• Exercise: Extract the complete listing and output it unchanged.

(Figure record extracts)
________________________________________
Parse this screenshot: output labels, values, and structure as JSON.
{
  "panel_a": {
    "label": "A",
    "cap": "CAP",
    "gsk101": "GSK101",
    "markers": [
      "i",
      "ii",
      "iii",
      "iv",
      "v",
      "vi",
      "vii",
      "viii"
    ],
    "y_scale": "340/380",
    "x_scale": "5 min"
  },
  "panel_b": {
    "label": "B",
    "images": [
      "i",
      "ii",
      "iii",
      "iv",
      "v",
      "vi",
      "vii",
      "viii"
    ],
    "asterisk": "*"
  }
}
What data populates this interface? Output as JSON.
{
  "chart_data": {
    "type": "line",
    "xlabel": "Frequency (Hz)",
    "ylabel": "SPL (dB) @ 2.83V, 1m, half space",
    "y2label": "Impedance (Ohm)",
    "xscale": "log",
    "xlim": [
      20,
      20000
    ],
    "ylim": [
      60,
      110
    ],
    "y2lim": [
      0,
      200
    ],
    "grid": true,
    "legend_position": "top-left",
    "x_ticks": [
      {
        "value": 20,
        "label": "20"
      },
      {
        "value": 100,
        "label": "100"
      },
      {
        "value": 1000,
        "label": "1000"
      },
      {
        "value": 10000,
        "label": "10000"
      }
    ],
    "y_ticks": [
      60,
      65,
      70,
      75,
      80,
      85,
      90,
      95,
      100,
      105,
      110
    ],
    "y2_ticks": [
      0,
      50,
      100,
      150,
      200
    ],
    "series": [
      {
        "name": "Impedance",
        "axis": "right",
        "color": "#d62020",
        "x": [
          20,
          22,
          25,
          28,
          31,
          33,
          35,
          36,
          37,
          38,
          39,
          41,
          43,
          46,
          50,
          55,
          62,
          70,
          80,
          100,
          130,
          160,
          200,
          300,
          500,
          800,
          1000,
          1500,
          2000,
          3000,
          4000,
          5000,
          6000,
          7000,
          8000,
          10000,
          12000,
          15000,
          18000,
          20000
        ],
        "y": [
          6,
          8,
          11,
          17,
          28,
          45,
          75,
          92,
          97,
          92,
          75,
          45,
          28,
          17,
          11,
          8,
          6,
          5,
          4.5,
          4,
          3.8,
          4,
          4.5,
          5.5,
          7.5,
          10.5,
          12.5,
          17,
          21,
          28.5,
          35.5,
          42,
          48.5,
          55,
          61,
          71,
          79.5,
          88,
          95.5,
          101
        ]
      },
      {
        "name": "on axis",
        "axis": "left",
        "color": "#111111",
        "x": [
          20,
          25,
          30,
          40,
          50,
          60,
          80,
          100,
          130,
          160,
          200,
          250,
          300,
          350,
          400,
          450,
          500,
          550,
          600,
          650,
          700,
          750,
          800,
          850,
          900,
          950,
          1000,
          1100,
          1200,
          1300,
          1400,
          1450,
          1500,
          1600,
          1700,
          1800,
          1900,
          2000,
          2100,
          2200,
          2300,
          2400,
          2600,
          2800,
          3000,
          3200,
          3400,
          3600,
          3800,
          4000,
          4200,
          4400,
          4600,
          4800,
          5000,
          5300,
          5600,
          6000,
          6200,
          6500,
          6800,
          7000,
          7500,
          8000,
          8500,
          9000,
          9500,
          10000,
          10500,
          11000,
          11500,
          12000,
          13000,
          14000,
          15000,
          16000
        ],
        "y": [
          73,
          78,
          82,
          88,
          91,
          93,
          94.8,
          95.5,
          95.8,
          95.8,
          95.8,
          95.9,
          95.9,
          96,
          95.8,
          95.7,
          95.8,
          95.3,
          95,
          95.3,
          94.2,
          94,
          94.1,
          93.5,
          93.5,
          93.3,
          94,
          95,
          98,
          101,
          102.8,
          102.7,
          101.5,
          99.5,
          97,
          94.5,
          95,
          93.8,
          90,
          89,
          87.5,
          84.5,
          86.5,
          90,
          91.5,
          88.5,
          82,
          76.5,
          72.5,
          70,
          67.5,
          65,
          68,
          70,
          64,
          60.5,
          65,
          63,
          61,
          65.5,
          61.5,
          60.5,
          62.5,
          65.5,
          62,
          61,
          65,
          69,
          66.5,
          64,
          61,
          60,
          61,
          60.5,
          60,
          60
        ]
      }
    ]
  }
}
________________________________________
• The reply:
Parse this screenshot: output labels, values, and structure as JSON.
{
  "panel_a": {
    "label": "A",
    "cap": "CAP",
    "gsk101": "GSK101",
    "markers": [
      "i",
      "ii",
      "iii",
      "iv",
      "v",
      "vi",
      "vii",
      "viii"
    ],
    "y_scale": "340/380",
    "x_scale": "5 min"
  },
  "panel_b": {
    "label": "B",
    "images": [
      "i",
      "ii",
      "iii",
      "iv",
      "v",
      "vi",
      "vii",
      "viii"
    ],
    "asterisk": "*"
  }
}
What data populates this interface? Output as JSON.
{
  "chart_data": {
    "type": "line",
    "xlabel": "Frequency (Hz)",
    "ylabel": "SPL (dB) @ 2.83V, 1m, half space",
    "y2label": "Impedance (Ohm)",
    "xscale": "log",
    "xlim": [
      20,
      20000
    ],
    "ylim": [
      60,
      110
    ],
    "y2lim": [
      0,
      200
    ],
    "grid": true,
    "legend_position": "top-left",
    "x_ticks": [
      {
        "value": 20,
        "label": "20"
      },
      {
        "value": 100,
        "label": "100"
      },
      {
        "value": 1000,
        "label": "1000"
      },
      {
        "value": 10000,
        "label": "10000"
      }
    ],
    "y_ticks": [
      60,
      65,
      70,
      75,
      80,
      85,
      90,
      95,
      100,
      105,
      110
    ],
    "y2_ticks": [
      0,
      50,
      100,
      150,
      200
    ],
    "series": [
      {
        "name": "Impedance",
        "axis": "right",
        "color": "#d62020",
        "x": [
          20,
          22,
          25,
          28,
          31,
          33,
          35,
          36,
          37,
          38,
          39,
          41,
          43,
          46,
          50,
          55,
          62,
          70,
          80,
          100,
          130,
          160,
          200,
          300,
          500,
          800,
          1000,
          1500,
          2000,
          3000,
          4000,
          5000,
          6000,
          7000,
          8000,
          10000,
          12000,
          15000,
          18000,
          20000
        ],
        "y": [
          6,
          8,
          11,
          17,
          28,
          45,
          75,
          92,
          97,
          92,
          75,
          45,
          28,
          17,
          11,
          8,
          6,
          5,
          4.5,
          4,
          3.8,
          4,
          4.5,
          5.5,
          7.5,
          10.5,
          12.5,
          17,
          21,
          28.5,
          35.5,
          42,
          48.5,
          55,
          61,
          71,
          79.5,
          88,
          95.5,
          101
        ]
      },
      {
        "name": "on axis",
        "axis": "left",
        "color": "#111111",
        "x": [
          20,
          25,
          30,
          40,
          50,
          60,
          80,
          100,
          130,
          160,
          200,
          250,
          300,
          350,
          400,
          450,
          500,
          550,
          600,
          650,
          700,
          750,
          800,
          850,
          900,
          950,
          1000,
          1100,
          1200,
          1300,
          1400,
          1450,
          1500,
          1600,
          1700,
          1800,
          1900,
          2000,
          2100,
          2200,
          2300,
          2400,
          2600,
          2800,
          3000,
          3200,
          3400,
          3600,
          3800,
          4000,
          4200,
          4400,
          4600,
          4800,
          5000,
          5300,
          5600,
          6000,
          6200,
          6500,
          6800,
          7000,
          7500,
          8000,
          8500,
          9000,
          9500,
          10000,
          10500,
          11000,
          11500,
          12000,
          13000,
          14000,
          15000,
          16000
        ],
        "y": [
          73,
          78,
          82,
          88,
          91,
          93,
          94.8,
          95.5,
          95.8,
          95.8,
          95.8,
          95.9,
          95.9,
          96,
          95.8,
          95.7,
          95.8,
          95.3,
          95,
          95.3,
          94.2,
          94,
          94.1,
          93.5,
          93.5,
          93.3,
          94,
          95,
          98,
          101,
          102.8,
          102.7,
          101.5,
          99.5,
          97,
          94.5,
          95,
          93.8,
          90,
          89,
          87.5,
          84.5,
          86.5,
          90,
          91.5,
          88.5,
          82,
          76.5,
          72.5,
          70,
          67.5,
          65,
          68,
          70,
          64,
          60.5,
          65,
          63,
          61,
          65.5,
          61.5,
          60.5,
          62.5,
          65.5,
          62,
          61,
          65,
          69,
          66.5,
          64,
          61,
          60,
          61,
          60.5,
          60,
          60
        ]
      }
    ]
  }
}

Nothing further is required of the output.